» Objective: Tally the lines of the listing that contain the word "text", then give the total and nothing else.

» Records shown:
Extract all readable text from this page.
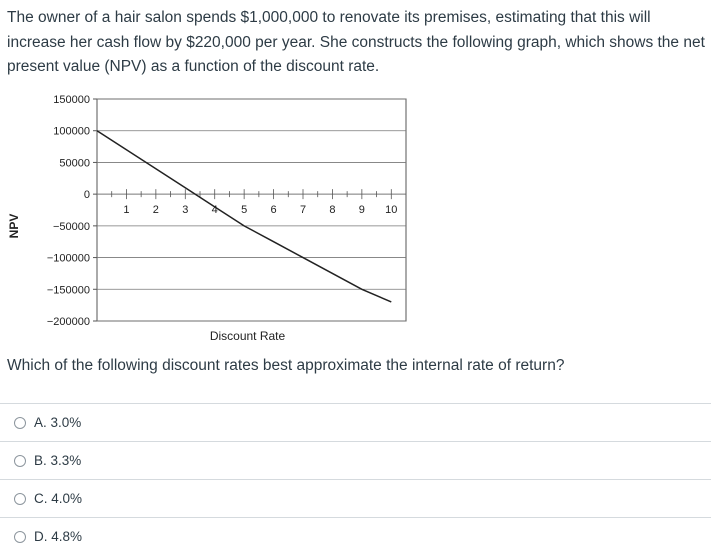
The owner of a hair salon spends $1,000,000 to renovate its premises, estimating that this will increase her cash flow by $220,000 per year. She constructs the following graph, which shows the net present value (NPV) as a function of the discount rate.

150000
100000
50000
0
−50000
−100000
−150000
−200000
1 2 3 4 5 6 7 8 9 10
Discount Rate
NPV

Which of the following discount rates best approximate the internal rate of return?

A. 3.0%
B. 3.3%
C. 4.0%
D. 4.8%
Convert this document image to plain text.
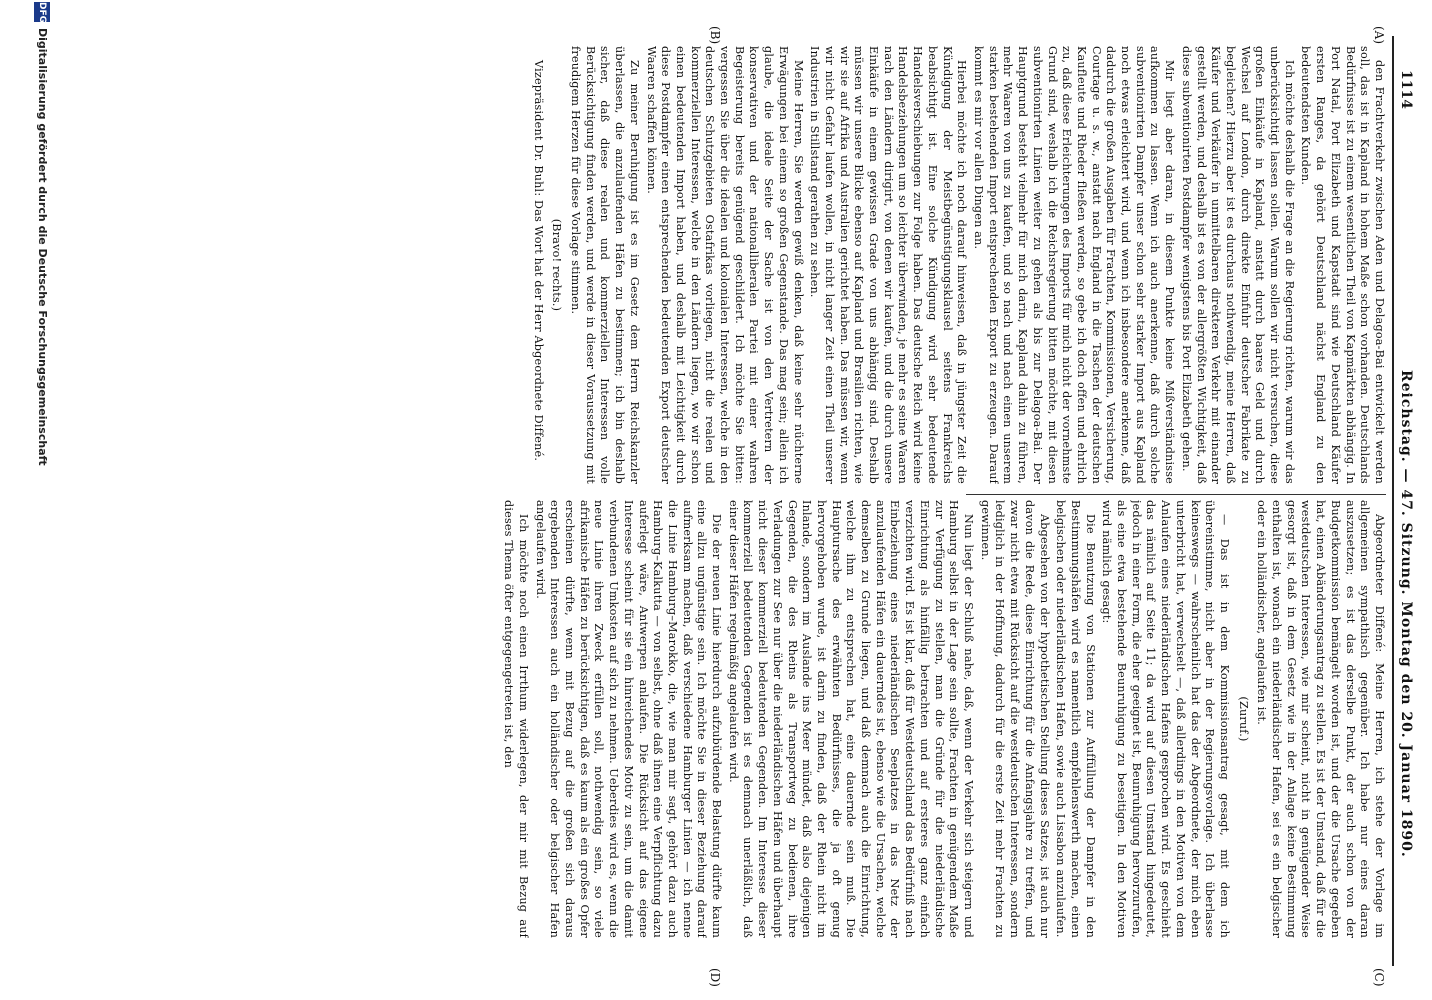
1114
Reichstag. — 47. Sitzung. Montag den 20. Januar 1890.
(A)
(B)
(C)
(D)

den Frachtverkehr zwischen Aden und Delagoa-Bai entwickelt werden soll, das ist in Kapland in hohem Maße schon vorhanden. Deutschlands Bedürfnisse ist zu einem wesentlichen Theil von Kapmärkten abhängig. In Port Natal, Port Elizabeth und Kapstadt sind wie Deutschland Käufer ersten Ranges, da gehört Deutschland nächst England zu den bedeutendsten Kunden.

Ich möchte deshalb die Frage an die Regierung richten, warum wir das unberücksichtigt lassen sollen. Warum sollen wir nicht versuchen, diese großen Einkäufe in Kapland, anstatt durch baares Geld und durch Wechsel auf London, durch direkte Einfuhr deutscher Fabrikate zu begleichen? Hierzu aber ist es durchaus nothwendig, meine Herren, daß Käufer und Verkäufer in unmittelbaren direkteren Verkehr mit einander gestellt werden, und deshalb ist es von der allergrößten Wichtigkeit, daß diese subventionirten Postdampfer wenigstens bis Port Elizabeth gehen.

Mir liegt aber daran, in diesem Punkte keine Mißverständnisse aufkommen zu lassen. Wenn ich auch anerkenne, daß durch solche subventionirten Dampfer unser schon sehr starker Import aus Kapland noch etwas erleichtert wird, und wenn ich insbesondere anerkenne, daß dadurch die großen Ausgaben für Frachten, Kommissionen, Versicherung, Courtage u. s. w., anstatt nach England in die Taschen der deutschen Kaufleute und Rheder fließen werden, so gebe ich doch offen und ehrlich zu, daß diese Erleichterungen des Imports für mich nicht der vornehmste Grund sind, weshalb ich die Reichsregierung bitten möchte, mit diesen subventionirten Linien weiter zu gehen als bis zur Delagoa-Bai. Der Hauptgrund besteht vielmehr für mich darin, Kapland dahin zu führen, mehr Waaren von uns zu kaufen, und so nach und nach einen unserem starken bestehenden Import entsprechenden Export zu erzeugen. Darauf kommt es mir vor allen Dingen an.

Hierbei möchte ich noch darauf hinweisen, daß in jüngster Zeit die Kündigung der Meistbegünstigungsklausel seitens Frankreichs beabsichtigt ist. Eine solche Kündigung wird sehr bedeutende Handelsverschiebungen zur Folge haben. Das deutsche Reich wird keine Handelsbeziehungen um so leichter überwinden, je mehr es seine Waaren nach den Ländern dirigirt, von denen wir kaufen, und die durch unsere Einkäufe in einem gewissen Grade von uns abhängig sind. Deshalb müssen wir unsere Blicke ebenso auf Kapland und Brasilien richten, wie wir sie auf Afrika und Australien gerichtet haben. Das müssen wir, wenn wir nicht Gefahr laufen wollen, in nicht langer Zeit einen Theil unserer Industrien in Stillstand gerathen zu sehen.

Meine Herren, Sie werden gewiß denken, daß keine sehr nüchterne Erwägungen bei einem so großen Gegenstande. Das mag sein; allein ich glaube, die ideale Seite der Sache ist von den Vertretern der konservativen und der nationalliberalen Partei mit einer wahren Begeisterung bereits genügend geschildert. Ich möchte Sie bitten: vergessen Sie über die idealen und kolonialen Interessen, welche in den deutschen Schutzgebieten Ostafrikas vorliegen, nicht die realen und kommerziellen Interessen, welche in den Ländern liegen, wo wir schon einen bedeutenden Import haben, und deshalb mit Leichtigkeit durch diese Postdampfer einen entsprechenden bedeutenden Export deutscher Waaren schaffen können.

Zu meiner Beruhigung ist es im Gesetz dem Herrn Reichskanzler überlassen, die anzulaufenden Häfen zu bestimmen; ich bin deshalb sicher, daß diese realen und kommerziellen Interessen volle Berücksichtigung finden werden, und werde in dieser Voraussetzung mit freudigem Herzen für diese Vorlage stimmen.

(Bravo! rechts.)

Vizepräsident Dr. Buhl: Das Wort hat der Herr Abgeordnete Diffené.

Abgeordneter Diffené: Meine Herren, ich stehe der Vorlage im allgemeinen sympathisch gegenüber. Ich habe nur eines daran auszusetzen; es ist das derselbe Punkt, der auch schon von der Budgetkommission bemängelt worden ist, und der die Ursache gegeben hat, einen Abänderungsantrag zu stellen. Es ist der Umstand, daß für die westdeutschen Interessen, wie mir scheint, nicht in genügender Weise gesorgt ist, daß in dem Gesetz wie in der Anlage keine Bestimmung enthalten ist, wonach ein niederländischer Hafen, sei es ein belgischer oder ein holländischer, angelaufen ist.

(Zuruf.)

— Das ist in dem Kommissionsantrag gesagt, mit dem ich übereinstimme, nicht aber in der Regierungsvorlage. Ich überlasse keineswegs — wahrscheinlich hat das der Abgeordnete, der mich eben unterbricht hat, verwechselt —, daß allerdings in den Motiven von dem Anlaufen eines niederländischen Hafens gesprochen wird. Es geschieht das nämlich auf Seite 11; da wird auf diesen Umstand hingedeutet, jedoch in einer Form, die eher geeignet ist, Beunruhigung hervorzurufen, als eine etwa bestehende Beunruhigung zu beseitigen. In den Motiven wird nämlich gesagt:

Die Benutzung von Stationen zur Auffüllung der Dampfer in den Bestimmungshäfen wird es namentlich empfehlenswerth machen, einen belgischen oder niederländischen Hafen, sowie auch Lissabon anzulaufen.

Abgesehen von der hypothetischen Stellung dieses Satzes, ist auch nur davon die Rede, diese Einrichtung für die Anfangsjahre zu treffen, und zwar nicht etwa mit Rücksicht auf die westdeutschen Interessen, sondern lediglich in der Hoffnung, dadurch für die erste Zeit mehr Frachten zu gewinnen.

Nun liegt der Schluß nahe, daß, wenn der Verkehr sich steigern und Hamburg selbst in der Lage sein sollte, Frachten in genügendem Maße zur Verfügung zu stellen, man die Gründe für die niederländische Einrichtung als hinfällig betrachten und auf ersteres ganz einfach verzichten wird. Es ist klar, daß für Westdeutschland das Bedürfniß nach Einbeziehung eines niederländischen Seeplatzes in das Netz der anzulaufenden Häfen ein dauerndes ist, ebenso wie die Ursachen, welche demselben zu Grunde liegen, und daß demnach auch die Einrichtung, welche ihm zu entsprechen hat, eine dauernde sein muß. Die Hauptursache des erwähnten Bedürfnisses, die ja oft genug hervorgehoben wurde, ist darin zu finden, daß der Rhein nicht im Inlande, sondern im Auslande ins Meer mündet, daß also diejenigen Gegenden, die des Rheins als Transportweg zu bedienen, ihre Verladungen zur See nur über die niederländischen Häfen und überhaupt nicht dieser kommerziell bedeutenden Gegenden. Im Interesse dieser kommerziell bedeutenden Gegenden ist es demnach unerläßlich, daß einer dieser Häfen regelmäßig angelaufen wird.

Die der neuen Linie hierdurch aufzubürdende Belastung dürfte kaum eine allzu ungünstige sein. Ich möchte Sie in dieser Beziehung darauf aufmerksam machen, daß verschiedene Hamburger Linien — ich nenne die Linie Hamburg–Marokko, die, wie man mir sagt, gehört dazu auch Hamburg–Kalkutta — von selbst, ohne daß ihnen eine Verpflichtung dazu auferlegt wäre, Antwerpen anlaufen. Die Rücksicht auf das eigene Interesse scheint für sie ein hinreichendes Motiv zu sein, um die damit verbundenen Umkosten auf sich zu nehmen. Ueberdies wird es, wenn die neue Linie ihren Zweck erfüllen soll, nothwendig sein, so viele afrikanische Häfen zu berücksichtigen, daß es kaum als ein großes Opfer erscheinen dürfte, wenn mit Bezug auf die großen sich daraus ergebenden Interessen auch ein holländischer oder belgischer Hafen angelaufen wird.

Ich möchte noch einen Irrthum widerlegen, der mir mit Bezug auf dieses Thema öfter entgegengetreten ist, den

DFG
Digitalisierung gefördert durch die Deutsche Forschungsgemeinschaft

» Complete answer: 2